**PROBLEM TO SOLVE**
Find the string "проведения" and gather every line that holds it.

**RECORDS PROVIDED**
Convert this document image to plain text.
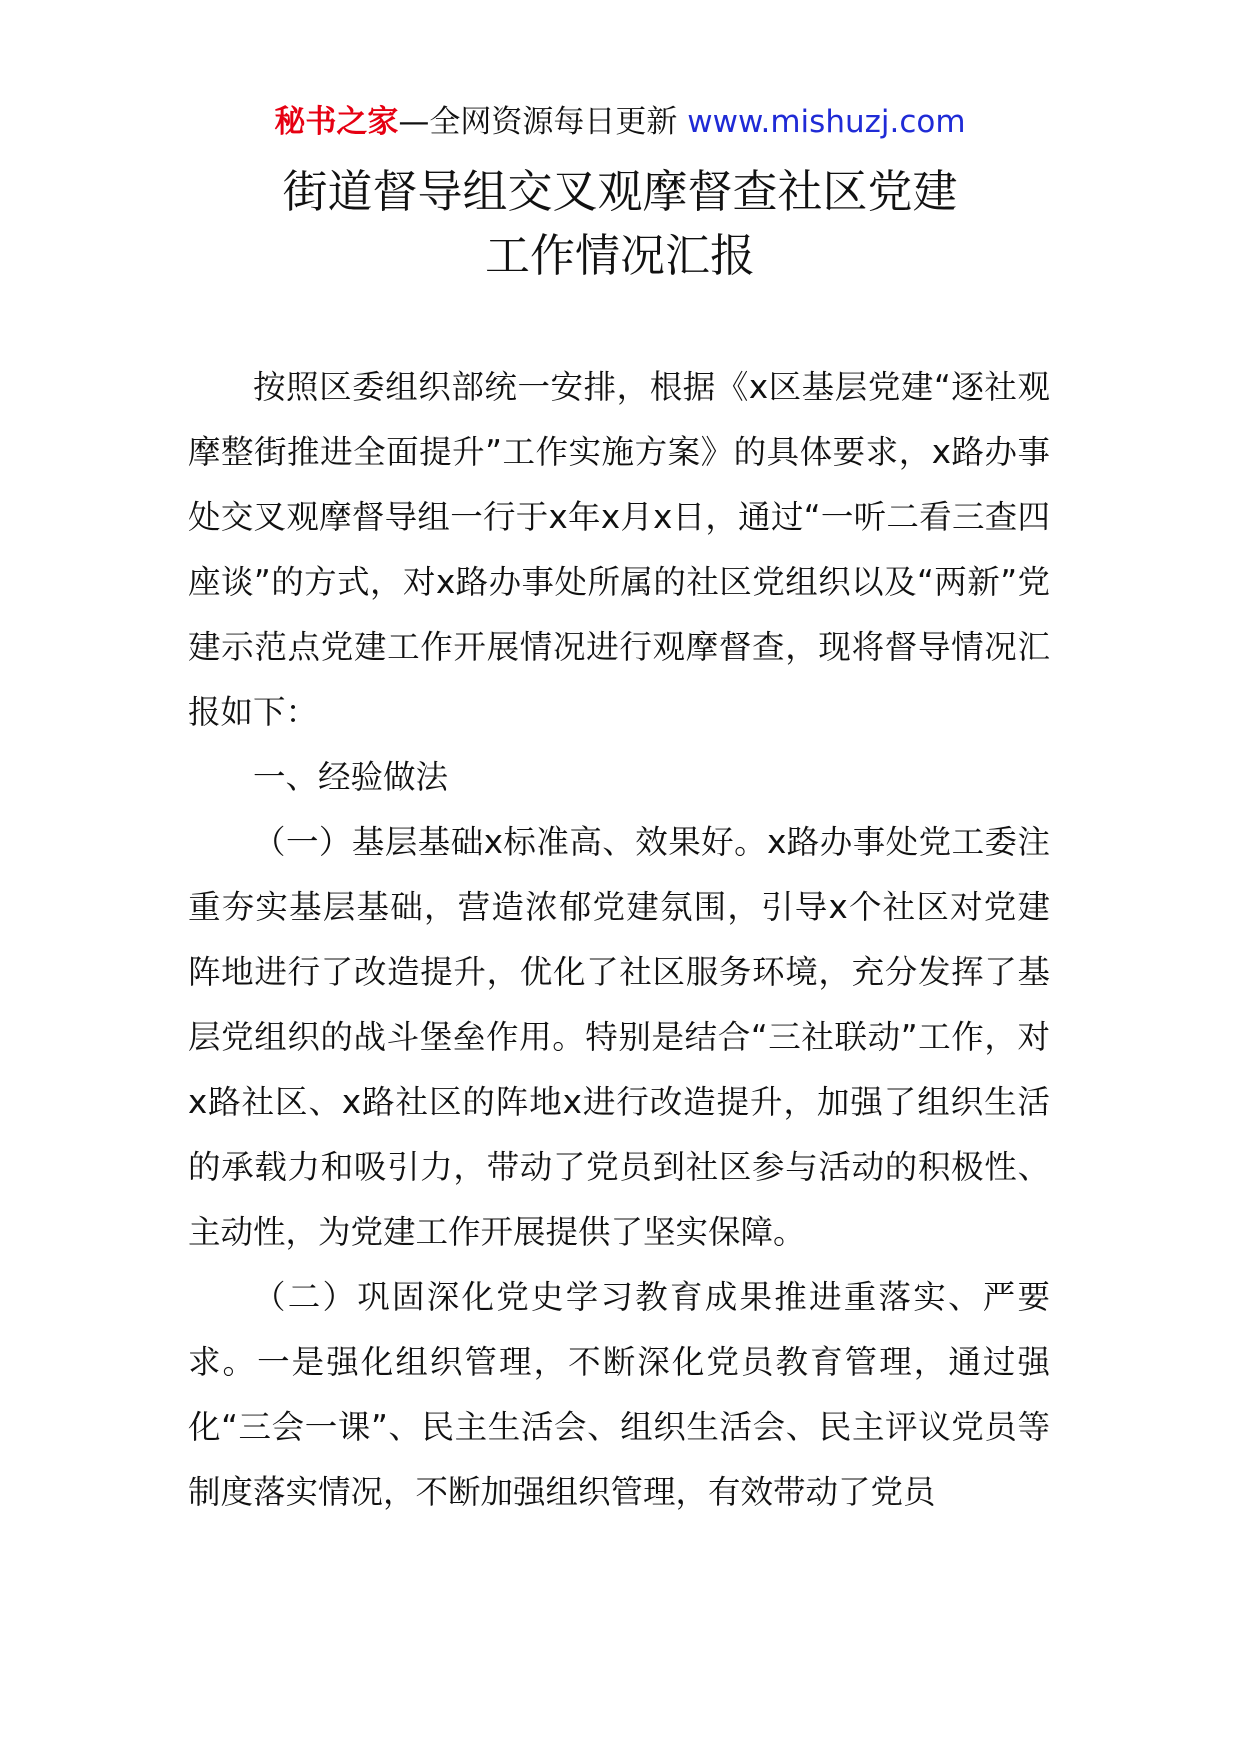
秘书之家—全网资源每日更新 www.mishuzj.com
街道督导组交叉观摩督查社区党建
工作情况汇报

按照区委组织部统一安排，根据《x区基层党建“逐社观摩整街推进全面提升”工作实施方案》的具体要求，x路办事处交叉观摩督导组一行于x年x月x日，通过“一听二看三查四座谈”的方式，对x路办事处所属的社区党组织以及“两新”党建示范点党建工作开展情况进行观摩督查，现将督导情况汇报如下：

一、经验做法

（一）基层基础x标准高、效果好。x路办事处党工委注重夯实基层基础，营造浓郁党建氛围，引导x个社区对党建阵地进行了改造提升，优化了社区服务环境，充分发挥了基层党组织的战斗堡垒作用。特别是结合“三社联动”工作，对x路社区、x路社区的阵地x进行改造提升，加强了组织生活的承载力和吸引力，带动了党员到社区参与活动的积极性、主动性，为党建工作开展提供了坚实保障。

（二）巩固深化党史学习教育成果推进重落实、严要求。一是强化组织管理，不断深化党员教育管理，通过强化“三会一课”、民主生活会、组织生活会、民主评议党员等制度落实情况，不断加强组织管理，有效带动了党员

==

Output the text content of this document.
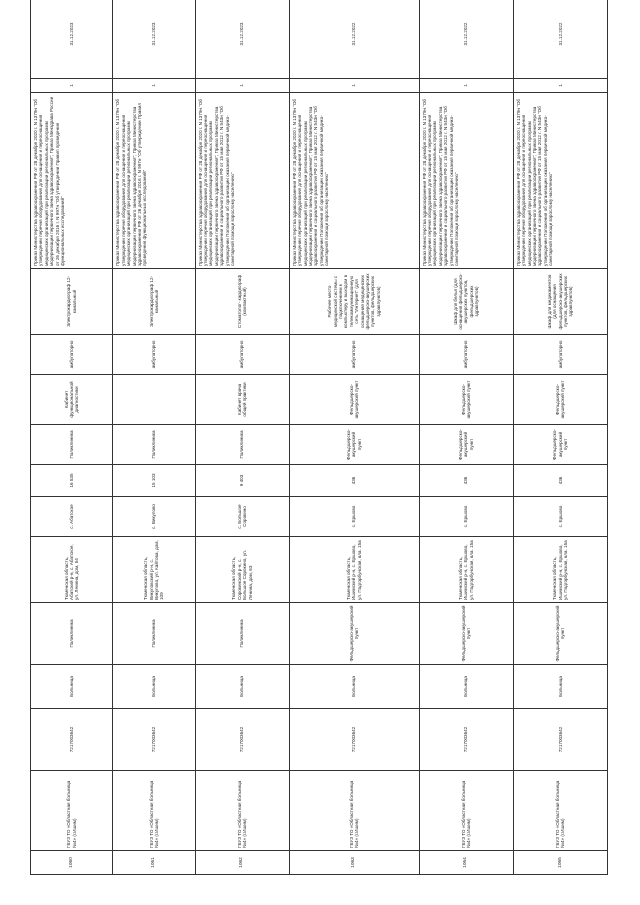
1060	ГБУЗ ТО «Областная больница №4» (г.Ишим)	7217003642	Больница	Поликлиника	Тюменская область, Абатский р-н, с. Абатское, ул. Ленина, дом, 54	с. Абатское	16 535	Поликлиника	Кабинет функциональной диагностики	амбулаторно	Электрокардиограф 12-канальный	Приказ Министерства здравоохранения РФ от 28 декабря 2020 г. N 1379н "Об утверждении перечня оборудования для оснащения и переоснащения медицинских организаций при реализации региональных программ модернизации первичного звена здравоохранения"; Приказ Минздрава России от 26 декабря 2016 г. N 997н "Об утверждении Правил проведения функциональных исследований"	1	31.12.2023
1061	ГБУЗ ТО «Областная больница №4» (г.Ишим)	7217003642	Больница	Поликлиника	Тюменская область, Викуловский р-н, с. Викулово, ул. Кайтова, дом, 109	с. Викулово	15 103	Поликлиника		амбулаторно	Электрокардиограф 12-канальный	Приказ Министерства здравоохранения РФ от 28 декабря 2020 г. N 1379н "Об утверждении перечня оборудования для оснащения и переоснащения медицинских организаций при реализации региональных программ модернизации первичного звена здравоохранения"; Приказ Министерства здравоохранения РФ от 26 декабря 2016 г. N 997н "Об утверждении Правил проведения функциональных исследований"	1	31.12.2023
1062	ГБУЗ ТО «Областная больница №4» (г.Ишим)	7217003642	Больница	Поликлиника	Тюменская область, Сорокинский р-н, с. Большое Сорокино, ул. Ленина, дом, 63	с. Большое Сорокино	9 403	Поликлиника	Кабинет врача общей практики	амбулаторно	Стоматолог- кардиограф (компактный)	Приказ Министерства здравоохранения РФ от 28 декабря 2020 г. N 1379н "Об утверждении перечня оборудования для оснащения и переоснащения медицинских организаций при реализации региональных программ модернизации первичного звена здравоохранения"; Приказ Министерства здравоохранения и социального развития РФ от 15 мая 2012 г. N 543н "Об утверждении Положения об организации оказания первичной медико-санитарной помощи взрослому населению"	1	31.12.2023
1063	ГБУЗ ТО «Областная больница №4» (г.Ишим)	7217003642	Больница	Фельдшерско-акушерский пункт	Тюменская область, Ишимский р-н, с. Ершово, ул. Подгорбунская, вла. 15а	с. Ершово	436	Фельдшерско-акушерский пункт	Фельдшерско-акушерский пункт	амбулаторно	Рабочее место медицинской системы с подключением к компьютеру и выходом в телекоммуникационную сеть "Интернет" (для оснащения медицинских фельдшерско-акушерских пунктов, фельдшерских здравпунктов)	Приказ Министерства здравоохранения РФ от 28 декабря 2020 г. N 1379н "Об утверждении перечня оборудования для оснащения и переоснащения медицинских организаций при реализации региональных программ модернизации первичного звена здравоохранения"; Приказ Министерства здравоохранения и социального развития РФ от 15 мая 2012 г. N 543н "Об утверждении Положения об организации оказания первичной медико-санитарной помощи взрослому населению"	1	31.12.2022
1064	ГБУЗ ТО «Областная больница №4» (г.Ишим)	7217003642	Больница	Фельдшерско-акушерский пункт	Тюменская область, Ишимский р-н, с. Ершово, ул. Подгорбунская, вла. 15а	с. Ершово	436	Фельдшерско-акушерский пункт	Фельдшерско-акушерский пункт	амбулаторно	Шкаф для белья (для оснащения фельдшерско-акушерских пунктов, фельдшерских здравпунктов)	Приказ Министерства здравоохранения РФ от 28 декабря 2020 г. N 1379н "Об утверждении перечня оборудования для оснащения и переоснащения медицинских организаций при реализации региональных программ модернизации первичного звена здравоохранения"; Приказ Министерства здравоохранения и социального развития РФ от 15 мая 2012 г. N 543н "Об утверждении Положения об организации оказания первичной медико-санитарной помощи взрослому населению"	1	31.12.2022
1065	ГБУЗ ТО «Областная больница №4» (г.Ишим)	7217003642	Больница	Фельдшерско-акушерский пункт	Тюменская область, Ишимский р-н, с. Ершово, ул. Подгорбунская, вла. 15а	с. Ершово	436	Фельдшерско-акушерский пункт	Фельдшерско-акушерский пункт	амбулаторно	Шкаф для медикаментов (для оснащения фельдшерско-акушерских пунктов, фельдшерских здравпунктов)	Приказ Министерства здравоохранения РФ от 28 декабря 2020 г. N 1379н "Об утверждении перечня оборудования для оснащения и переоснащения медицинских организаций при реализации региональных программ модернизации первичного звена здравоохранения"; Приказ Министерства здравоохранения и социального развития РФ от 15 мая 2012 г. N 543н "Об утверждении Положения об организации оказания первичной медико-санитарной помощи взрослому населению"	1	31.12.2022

**ANSWER TO THE TASK**
1060	ГБУЗ ТО «Областная больница №4» (г.Ишим)	7217003642	Больница	Поликлиника	Тюменская область, Абатский р-н, с. Абатское, ул. Ленина, дом, 54	с. Абатское	16 535	Поликлиника	Кабинет функциональной диагностики	амбулаторно	Электрокардиограф 12-канальный	Приказ Министерства здравоохранения РФ от 28 декабря 2020 г. N 1379н "Об утверждении перечня оборудования для оснащения и переоснащения медицинских организаций при реализации региональных программ модернизации первичного звена здравоохранения"; Приказ Минздрава России от 26 декабря 2016 г. N 997н "Об утверждении Правил проведения функциональных исследований"	1	31.12.2023
1061	ГБУЗ ТО «Областная больница №4» (г.Ишим)	7217003642	Больница	Поликлиника	Тюменская область, Викуловский р-н, с. Викулово, ул. Кайтова, дом, 109	с. Викулово	15 103	Поликлиника		амбулаторно	Электрокардиограф 12-канальный	Приказ Министерства здравоохранения РФ от 28 декабря 2020 г. N 1379н "Об утверждении перечня оборудования для оснащения и переоснащения медицинских организаций при реализации региональных программ модернизации первичного звена здравоохранения"; Приказ Министерства здравоохранения РФ от 26 декабря 2016 г. N 997н "Об утверждении Правил проведения функциональных исследований"	1	31.12.2023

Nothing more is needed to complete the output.